* Brief
Your task is to reproduce the entries below word for word.

* Data shown

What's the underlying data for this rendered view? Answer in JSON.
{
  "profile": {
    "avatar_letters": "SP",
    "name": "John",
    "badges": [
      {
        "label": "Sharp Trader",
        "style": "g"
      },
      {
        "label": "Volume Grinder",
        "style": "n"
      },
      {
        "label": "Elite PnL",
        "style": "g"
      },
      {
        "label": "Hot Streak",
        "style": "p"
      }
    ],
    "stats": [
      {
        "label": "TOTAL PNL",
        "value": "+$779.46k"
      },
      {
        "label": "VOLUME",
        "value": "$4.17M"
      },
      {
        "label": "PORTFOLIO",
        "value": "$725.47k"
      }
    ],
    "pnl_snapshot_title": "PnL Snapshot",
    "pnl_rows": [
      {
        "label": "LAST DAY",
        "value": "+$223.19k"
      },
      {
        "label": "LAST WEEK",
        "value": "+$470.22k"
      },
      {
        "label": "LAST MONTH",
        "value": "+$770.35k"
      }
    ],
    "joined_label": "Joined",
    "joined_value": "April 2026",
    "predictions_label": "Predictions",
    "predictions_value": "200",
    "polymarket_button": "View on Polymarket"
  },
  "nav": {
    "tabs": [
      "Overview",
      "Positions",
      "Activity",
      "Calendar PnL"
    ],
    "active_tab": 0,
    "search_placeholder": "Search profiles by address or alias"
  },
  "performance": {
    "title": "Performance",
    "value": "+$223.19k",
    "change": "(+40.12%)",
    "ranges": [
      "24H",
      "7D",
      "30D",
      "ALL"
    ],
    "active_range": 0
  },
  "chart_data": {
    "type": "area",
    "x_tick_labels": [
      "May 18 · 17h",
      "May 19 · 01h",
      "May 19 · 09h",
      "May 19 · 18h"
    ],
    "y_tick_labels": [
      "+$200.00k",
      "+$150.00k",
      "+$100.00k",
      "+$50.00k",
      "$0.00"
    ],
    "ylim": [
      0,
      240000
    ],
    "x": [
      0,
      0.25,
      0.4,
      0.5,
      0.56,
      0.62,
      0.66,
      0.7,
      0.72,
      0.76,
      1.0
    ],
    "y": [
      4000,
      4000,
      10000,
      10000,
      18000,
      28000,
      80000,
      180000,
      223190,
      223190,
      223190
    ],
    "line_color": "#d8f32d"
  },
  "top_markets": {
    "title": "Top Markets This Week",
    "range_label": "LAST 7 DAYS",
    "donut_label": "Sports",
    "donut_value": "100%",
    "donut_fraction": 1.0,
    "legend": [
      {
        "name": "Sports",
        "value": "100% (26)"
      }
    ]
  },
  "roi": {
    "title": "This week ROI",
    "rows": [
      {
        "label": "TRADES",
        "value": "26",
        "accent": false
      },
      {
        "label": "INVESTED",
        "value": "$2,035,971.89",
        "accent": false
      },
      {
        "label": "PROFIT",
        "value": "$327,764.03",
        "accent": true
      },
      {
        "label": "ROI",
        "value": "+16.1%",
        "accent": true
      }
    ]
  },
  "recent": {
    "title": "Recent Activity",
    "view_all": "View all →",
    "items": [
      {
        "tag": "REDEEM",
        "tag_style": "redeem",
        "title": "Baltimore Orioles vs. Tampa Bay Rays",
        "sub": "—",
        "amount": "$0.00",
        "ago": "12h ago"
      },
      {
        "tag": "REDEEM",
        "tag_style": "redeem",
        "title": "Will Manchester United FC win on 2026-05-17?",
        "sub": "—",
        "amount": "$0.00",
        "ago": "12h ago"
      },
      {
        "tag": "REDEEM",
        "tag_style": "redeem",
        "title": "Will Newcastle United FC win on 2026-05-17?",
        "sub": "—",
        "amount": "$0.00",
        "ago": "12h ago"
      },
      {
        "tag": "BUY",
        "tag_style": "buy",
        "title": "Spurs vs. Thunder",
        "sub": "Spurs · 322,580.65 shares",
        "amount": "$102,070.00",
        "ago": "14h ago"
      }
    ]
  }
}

* Task response
What's the underlying data for this rendered view? Answer in JSON.
{
  "profile": {
    "avatar_letters": "SP",
    "name": "John",
    "badges": [
      {
        "label": "Sharp Trader",
        "style": "g"
      },
      {
        "label": "Volume Grinder",
        "style": "n"
      },
      {
        "label": "Elite PnL",
        "style": "g"
      },
      {
        "label": "Hot Streak",
        "style": "p"
      }
    ],
    "stats": [
      {
        "label": "TOTAL PNL",
        "value": "+$779.46k"
      },
      {
        "label": "VOLUME",
        "value": "$4.17M"
      },
      {
        "label": "PORTFOLIO",
        "value": "$725.47k"
      }
    ],
    "pnl_snapshot_title": "PnL Snapshot",
    "pnl_rows": [
      {
        "label": "LAST DAY",
        "value": "+$223.19k"
      },
      {
        "label": "LAST WEEK",
        "value": "+$470.22k"
      },
      {
        "label": "LAST MONTH",
        "value": "+$770.35k"
      }
    ],
    "joined_label": "Joined",
    "joined_value": "April 2026",
    "predictions_label": "Predictions",
    "predictions_value": "200",
    "polymarket_button": "View on Polymarket"
  },
  "nav": {
    "tabs": [
      "Overview",
      "Positions",
      "Activity",
      "Calendar PnL"
    ],
    "active_tab": 0,
    "search_placeholder": "Search profiles by address or alias"
  },
  "performance": {
    "title": "Performance",
    "value": "+$223.19k",
    "change": "(+40.12%)",
    "ranges": [
      "24H",
      "7D",
      "30D",
      "ALL"
    ],
    "active_range": 0
  },
  "chart_data": {
    "type": "area",
    "x_tick_labels": [
      "May 18 · 17h",
      "May 19 · 01h",
      "May 19 · 09h",
      "May 19 · 18h"
    ],
    "y_tick_labels": [
      "+$200.00k",
      "+$150.00k",
      "+$100.00k",
      "+$50.00k",
      "$0.00"
    ],
    "ylim": [
      0,
      240000
    ],
    "x": [
      0,
      0.25,
      0.4,
      0.5,
      0.56,
      0.62,
      0.66,
      0.7,
      0.72,
      0.76,
      1.0
    ],
    "y": [
      4000,
      4000,
      10000,
      10000,
      18000,
      28000,
      80000,
      180000,
      223190,
      223190,
      223190
    ],
    "line_color": "#d8f32d"
  },
  "top_markets": {
    "title": "Top Markets This Week",
    "range_label": "LAST 7 DAYS",
    "donut_label": "Sports",
    "donut_value": "100%",
    "donut_fraction": 1.0,
    "legend": [
      {
        "name": "Sports",
        "value": "100% (26)"
      }
    ]
  },
  "roi": {
    "title": "This week ROI",
    "rows": [
      {
        "label": "TRADES",
        "value": "26",
        "accent": false
      },
      {
        "label": "INVESTED",
        "value": "$2,035,971.89",
        "accent": false
      },
      {
        "label": "PROFIT",
        "value": "$327,764.03",
        "accent": true
      },
      {
        "label": "ROI",
        "value": "+16.1%",
        "accent": true
      }
    ]
  },
  "recent": {
    "title": "Recent Activity",
    "view_all": "View all →",
    "items": [
      {
        "tag": "REDEEM",
        "tag_style": "redeem",
        "title": "Baltimore Orioles vs. Tampa Bay Rays",
        "sub": "—",
        "amount": "$0.00",
        "ago": "12h ago"
      },
      {
        "tag": "REDEEM",
        "tag_style": "redeem",
        "title": "Will Manchester United FC win on 2026-05-17?",
        "sub": "—",
        "amount": "$0.00",
        "ago": "12h ago"
      },
      {
        "tag": "REDEEM",
        "tag_style": "redeem",
        "title": "Will Newcastle United FC win on 2026-05-17?",
        "sub": "—",
        "amount": "$0.00",
        "ago": "12h ago"
      },
      {
        "tag": "BUY",
        "tag_style": "buy",
        "title": "Spurs vs. Thunder",
        "sub": "Spurs · 322,580.65 shares",
        "amount": "$102,070.00",
        "ago": "14h ago"
      }
    ]
  }
}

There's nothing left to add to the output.